▶ **REQUIREMENT**
Return each line of the records with nothing changed, pictures excepted.

▶ **DATA SHOWN**
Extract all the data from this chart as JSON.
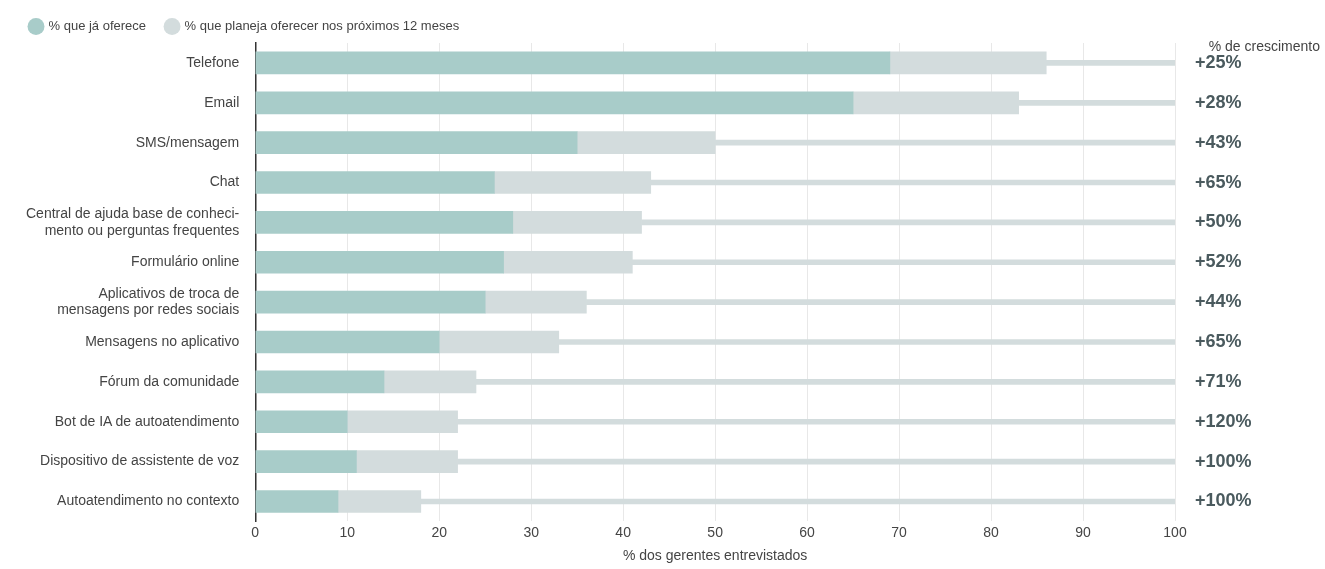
{
  "chart_data": {
    "type": "bar",
    "orientation": "horizontal",
    "stacked": true,
    "categories": [
      "Telefone",
      "Email",
      "SMS/mensagem",
      "Chat",
      "Central de ajuda base de conheci-\nmento ou perguntas frequentes",
      "Formulário online",
      "Aplicativos de troca de\nmensagens por redes sociais",
      "Mensagens no aplicativo",
      "Fórum da comunidade",
      "Bot de IA de autoatendimento",
      "Dispositivo de assistente de voz",
      "Autoatendimento no contexto"
    ],
    "series": [
      {
        "name": "% que já oferece",
        "color": "#a8ccc9",
        "values": [
          69,
          65,
          35,
          26,
          28,
          27,
          25,
          20,
          14,
          10,
          11,
          9
        ]
      },
      {
        "name": "% que planeja oferecer nos próximos 12 meses",
        "color": "#d3dcdd",
        "values": [
          17,
          18,
          15,
          17,
          14,
          14,
          11,
          13,
          10,
          12,
          11,
          9
        ]
      },
      {
        "color": "#d3dcdd",
        "values": [
          14,
          17,
          50,
          57,
          58,
          59,
          64,
          67,
          76,
          78,
          78,
          82
        ]
      }
    ],
    "xlabel": "% dos gerentes entrevistados",
    "xlim": [
      0,
      100
    ],
    "xticks": [
      0,
      10,
      20,
      30,
      40,
      50,
      60,
      70,
      80,
      90,
      100
    ],
    "grid": "x",
    "legend": "top left",
    "annotations": [
      "% de crescimento",
      "+25%",
      "+28%",
      "+43%",
      "+65%",
      "+50%",
      "+52%",
      "+44%",
      "+65%",
      "+71%",
      "+120%",
      "+100%",
      "+100%"
    ]
  }
}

▶ **WRITTEN SOLUTION**
Extract all the data from this chart as JSON.
{
  "chart_data": {
    "type": "bar",
    "orientation": "horizontal",
    "stacked": true,
    "categories": [
      "Telefone",
      "Email",
      "SMS/mensagem",
      "Chat",
      "Central de ajuda base de conheci-\nmento ou perguntas frequentes",
      "Formulário online",
      "Aplicativos de troca de\nmensagens por redes sociais",
      "Mensagens no aplicativo",
      "Fórum da comunidade",
      "Bot de IA de autoatendimento",
      "Dispositivo de assistente de voz",
      "Autoatendimento no contexto"
    ],
    "series": [
      {
        "name": "% que já oferece",
        "color": "#a8ccc9",
        "values": [
          69,
          65,
          35,
          26,
          28,
          27,
          25,
          20,
          14,
          10,
          11,
          9
        ]
      },
      {
        "name": "% que planeja oferecer nos próximos 12 meses",
        "color": "#d3dcdd",
        "values": [
          17,
          18,
          15,
          17,
          14,
          14,
          11,
          13,
          10,
          12,
          11,
          9
        ]
      },
      {
        "color": "#d3dcdd",
        "values": [
          14,
          17,
          50,
          57,
          58,
          59,
          64,
          67,
          76,
          78,
          78,
          82
        ]
      }
    ],
    "xlabel": "% dos gerentes entrevistados",
    "xlim": [
      0,
      100
    ],
    "xticks": [
      0,
      10,
      20,
      30,
      40,
      50,
      60,
      70,
      80,
      90,
      100
    ],
    "grid": "x",
    "legend": "top left",
    "annotations": [
      "% de crescimento",
      "+25%",
      "+28%",
      "+43%",
      "+65%",
      "+50%",
      "+52%",
      "+44%",
      "+65%",
      "+71%",
      "+120%",
      "+100%",
      "+100%"
    ]
  }
}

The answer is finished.